**Prompt:** Omit every image, and transcribe the remaining entries exactly as given.

**Record excerpts:**
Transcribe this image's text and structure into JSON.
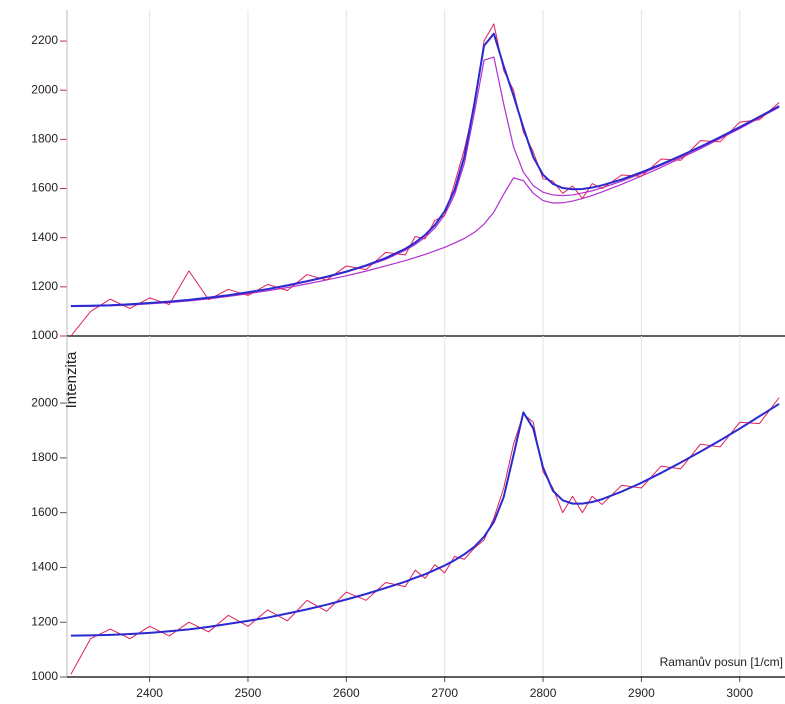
{
  "chart_data": [
    {
      "type": "line",
      "x": [
        2320,
        2340,
        2360,
        2380,
        2400,
        2420,
        2440,
        2460,
        2480,
        2500,
        2520,
        2540,
        2560,
        2580,
        2600,
        2620,
        2640,
        2660,
        2670,
        2680,
        2690,
        2700,
        2710,
        2720,
        2730,
        2740,
        2750,
        2760,
        2770,
        2780,
        2790,
        2800,
        2810,
        2820,
        2830,
        2840,
        2850,
        2860,
        2880,
        2900,
        2920,
        2940,
        2960,
        2980,
        3000,
        3020,
        3040
      ],
      "series": [
        {
          "color": "#b030d0",
          "width": 1.2,
          "values": [
            1122,
            1123,
            1125,
            1128,
            1133,
            1139,
            1146,
            1155,
            1165,
            1177,
            1190,
            1204,
            1221,
            1239,
            1260,
            1284,
            1312,
            1349,
            1372,
            1401,
            1439,
            1493,
            1574,
            1703,
            1904,
            2122,
            2135,
            1944,
            1769,
            1667,
            1612,
            1585,
            1574,
            1571,
            1574,
            1582,
            1591,
            1603,
            1630,
            1661,
            1694,
            1730,
            1768,
            1807,
            1848,
            1891,
            1934
          ]
        },
        {
          "color": "#b030d0",
          "width": 1.2,
          "values": [
            1120,
            1121,
            1123,
            1126,
            1131,
            1136,
            1143,
            1151,
            1161,
            1172,
            1184,
            1197,
            1212,
            1228,
            1245,
            1264,
            1285,
            1307,
            1319,
            1332,
            1346,
            1361,
            1378,
            1397,
            1421,
            1455,
            1504,
            1577,
            1644,
            1632,
            1581,
            1551,
            1541,
            1542,
            1549,
            1559,
            1572,
            1586,
            1617,
            1651,
            1686,
            1724,
            1762,
            1803,
            1844,
            1887,
            1931
          ]
        },
        {
          "color": "#e0205a",
          "width": 1,
          "values": [
            1000,
            1100,
            1150,
            1112,
            1155,
            1128,
            1265,
            1148,
            1190,
            1165,
            1210,
            1185,
            1250,
            1228,
            1285,
            1270,
            1340,
            1330,
            1405,
            1395,
            1470,
            1490,
            1620,
            1760,
            1930,
            2200,
            2270,
            2080,
            2000,
            1830,
            1750,
            1640,
            1630,
            1580,
            1610,
            1560,
            1620,
            1600,
            1655,
            1650,
            1720,
            1715,
            1795,
            1790,
            1870,
            1880,
            1950
          ]
        },
        {
          "color": "#2a2ad0",
          "width": 2,
          "values": [
            1122,
            1123,
            1125,
            1129,
            1134,
            1140,
            1147,
            1156,
            1166,
            1178,
            1191,
            1206,
            1223,
            1241,
            1262,
            1287,
            1317,
            1355,
            1380,
            1411,
            1451,
            1508,
            1593,
            1730,
            1942,
            2181,
            2230,
            2098,
            1977,
            1848,
            1728,
            1656,
            1619,
            1602,
            1597,
            1598,
            1604,
            1613,
            1637,
            1666,
            1698,
            1733,
            1770,
            1809,
            1850,
            1892,
            1935
          ]
        }
      ],
      "xlim": [
        2316,
        3046
      ],
      "ylim": [
        1000,
        2306
      ],
      "xticks": [
        2400,
        2500,
        2600,
        2700,
        2800,
        2900,
        3000
      ],
      "xtick_labels": false,
      "yticks": [
        1000,
        1200,
        1400,
        1600,
        1800,
        2000,
        2200
      ],
      "grid": true
    },
    {
      "type": "line",
      "x_label": "Ramanův posun [1/cm]",
      "y_label": "Intenzita",
      "x": [
        2320,
        2340,
        2360,
        2380,
        2400,
        2420,
        2440,
        2460,
        2480,
        2500,
        2520,
        2540,
        2560,
        2580,
        2600,
        2620,
        2640,
        2660,
        2670,
        2680,
        2690,
        2700,
        2710,
        2720,
        2730,
        2740,
        2750,
        2760,
        2770,
        2780,
        2790,
        2800,
        2810,
        2820,
        2830,
        2840,
        2850,
        2860,
        2880,
        2900,
        2920,
        2940,
        2960,
        2980,
        3000,
        3020,
        3040
      ],
      "series": [
        {
          "color": "#e0205a",
          "width": 1,
          "values": [
            1010,
            1140,
            1175,
            1140,
            1185,
            1150,
            1200,
            1165,
            1225,
            1185,
            1245,
            1205,
            1280,
            1240,
            1310,
            1280,
            1345,
            1330,
            1390,
            1360,
            1410,
            1380,
            1440,
            1430,
            1470,
            1500,
            1580,
            1690,
            1850,
            1960,
            1930,
            1750,
            1690,
            1600,
            1660,
            1600,
            1660,
            1630,
            1700,
            1690,
            1770,
            1760,
            1850,
            1840,
            1930,
            1925,
            2020
          ]
        },
        {
          "color": "#2a2ad0",
          "width": 2,
          "values": [
            1151,
            1152,
            1154,
            1157,
            1161,
            1167,
            1174,
            1183,
            1194,
            1205,
            1217,
            1232,
            1247,
            1264,
            1283,
            1303,
            1325,
            1348,
            1362,
            1375,
            1391,
            1407,
            1426,
            1448,
            1475,
            1512,
            1566,
            1657,
            1810,
            1966,
            1908,
            1765,
            1680,
            1645,
            1633,
            1633,
            1639,
            1649,
            1677,
            1709,
            1745,
            1783,
            1823,
            1864,
            1907,
            1952,
            1997
          ]
        }
      ],
      "xlim": [
        2316,
        3046
      ],
      "ylim": [
        1000,
        2245
      ],
      "xticks": [
        2400,
        2500,
        2600,
        2700,
        2800,
        2900,
        3000
      ],
      "xtick_labels": true,
      "yticks": [
        1000,
        1200,
        1400,
        1600,
        1800,
        2000
      ],
      "grid": true
    }
  ]
}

**Final answer:**
Transcribe this image's text and structure into JSON.
{
  "chart_data": [
    {
      "type": "line",
      "x": [
        2320,
        2340,
        2360,
        2380,
        2400,
        2420,
        2440,
        2460,
        2480,
        2500,
        2520,
        2540,
        2560,
        2580,
        2600,
        2620,
        2640,
        2660,
        2670,
        2680,
        2690,
        2700,
        2710,
        2720,
        2730,
        2740,
        2750,
        2760,
        2770,
        2780,
        2790,
        2800,
        2810,
        2820,
        2830,
        2840,
        2850,
        2860,
        2880,
        2900,
        2920,
        2940,
        2960,
        2980,
        3000,
        3020,
        3040
      ],
      "series": [
        {
          "color": "#b030d0",
          "width": 1.2,
          "values": [
            1122,
            1123,
            1125,
            1128,
            1133,
            1139,
            1146,
            1155,
            1165,
            1177,
            1190,
            1204,
            1221,
            1239,
            1260,
            1284,
            1312,
            1349,
            1372,
            1401,
            1439,
            1493,
            1574,
            1703,
            1904,
            2122,
            2135,
            1944,
            1769,
            1667,
            1612,
            1585,
            1574,
            1571,
            1574,
            1582,
            1591,
            1603,
            1630,
            1661,
            1694,
            1730,
            1768,
            1807,
            1848,
            1891,
            1934
          ]
        },
        {
          "color": "#b030d0",
          "width": 1.2,
          "values": [
            1120,
            1121,
            1123,
            1126,
            1131,
            1136,
            1143,
            1151,
            1161,
            1172,
            1184,
            1197,
            1212,
            1228,
            1245,
            1264,
            1285,
            1307,
            1319,
            1332,
            1346,
            1361,
            1378,
            1397,
            1421,
            1455,
            1504,
            1577,
            1644,
            1632,
            1581,
            1551,
            1541,
            1542,
            1549,
            1559,
            1572,
            1586,
            1617,
            1651,
            1686,
            1724,
            1762,
            1803,
            1844,
            1887,
            1931
          ]
        },
        {
          "color": "#e0205a",
          "width": 1,
          "values": [
            1000,
            1100,
            1150,
            1112,
            1155,
            1128,
            1265,
            1148,
            1190,
            1165,
            1210,
            1185,
            1250,
            1228,
            1285,
            1270,
            1340,
            1330,
            1405,
            1395,
            1470,
            1490,
            1620,
            1760,
            1930,
            2200,
            2270,
            2080,
            2000,
            1830,
            1750,
            1640,
            1630,
            1580,
            1610,
            1560,
            1620,
            1600,
            1655,
            1650,
            1720,
            1715,
            1795,
            1790,
            1870,
            1880,
            1950
          ]
        },
        {
          "color": "#2a2ad0",
          "width": 2,
          "values": [
            1122,
            1123,
            1125,
            1129,
            1134,
            1140,
            1147,
            1156,
            1166,
            1178,
            1191,
            1206,
            1223,
            1241,
            1262,
            1287,
            1317,
            1355,
            1380,
            1411,
            1451,
            1508,
            1593,
            1730,
            1942,
            2181,
            2230,
            2098,
            1977,
            1848,
            1728,
            1656,
            1619,
            1602,
            1597,
            1598,
            1604,
            1613,
            1637,
            1666,
            1698,
            1733,
            1770,
            1809,
            1850,
            1892,
            1935
          ]
        }
      ],
      "xlim": [
        2316,
        3046
      ],
      "ylim": [
        1000,
        2306
      ],
      "xticks": [
        2400,
        2500,
        2600,
        2700,
        2800,
        2900,
        3000
      ],
      "xtick_labels": false,
      "yticks": [
        1000,
        1200,
        1400,
        1600,
        1800,
        2000,
        2200
      ],
      "grid": true
    },
    {
      "type": "line",
      "x_label": "Ramanův posun [1/cm]",
      "y_label": "Intenzita",
      "x": [
        2320,
        2340,
        2360,
        2380,
        2400,
        2420,
        2440,
        2460,
        2480,
        2500,
        2520,
        2540,
        2560,
        2580,
        2600,
        2620,
        2640,
        2660,
        2670,
        2680,
        2690,
        2700,
        2710,
        2720,
        2730,
        2740,
        2750,
        2760,
        2770,
        2780,
        2790,
        2800,
        2810,
        2820,
        2830,
        2840,
        2850,
        2860,
        2880,
        2900,
        2920,
        2940,
        2960,
        2980,
        3000,
        3020,
        3040
      ],
      "series": [
        {
          "color": "#e0205a",
          "width": 1,
          "values": [
            1010,
            1140,
            1175,
            1140,
            1185,
            1150,
            1200,
            1165,
            1225,
            1185,
            1245,
            1205,
            1280,
            1240,
            1310,
            1280,
            1345,
            1330,
            1390,
            1360,
            1410,
            1380,
            1440,
            1430,
            1470,
            1500,
            1580,
            1690,
            1850,
            1960,
            1930,
            1750,
            1690,
            1600,
            1660,
            1600,
            1660,
            1630,
            1700,
            1690,
            1770,
            1760,
            1850,
            1840,
            1930,
            1925,
            2020
          ]
        },
        {
          "color": "#2a2ad0",
          "width": 2,
          "values": [
            1151,
            1152,
            1154,
            1157,
            1161,
            1167,
            1174,
            1183,
            1194,
            1205,
            1217,
            1232,
            1247,
            1264,
            1283,
            1303,
            1325,
            1348,
            1362,
            1375,
            1391,
            1407,
            1426,
            1448,
            1475,
            1512,
            1566,
            1657,
            1810,
            1966,
            1908,
            1765,
            1680,
            1645,
            1633,
            1633,
            1639,
            1649,
            1677,
            1709,
            1745,
            1783,
            1823,
            1864,
            1907,
            1952,
            1997
          ]
        }
      ],
      "xlim": [
        2316,
        3046
      ],
      "ylim": [
        1000,
        2245
      ],
      "xticks": [
        2400,
        2500,
        2600,
        2700,
        2800,
        2900,
        3000
      ],
      "xtick_labels": true,
      "yticks": [
        1000,
        1200,
        1400,
        1600,
        1800,
        2000
      ],
      "grid": true
    }
  ]
}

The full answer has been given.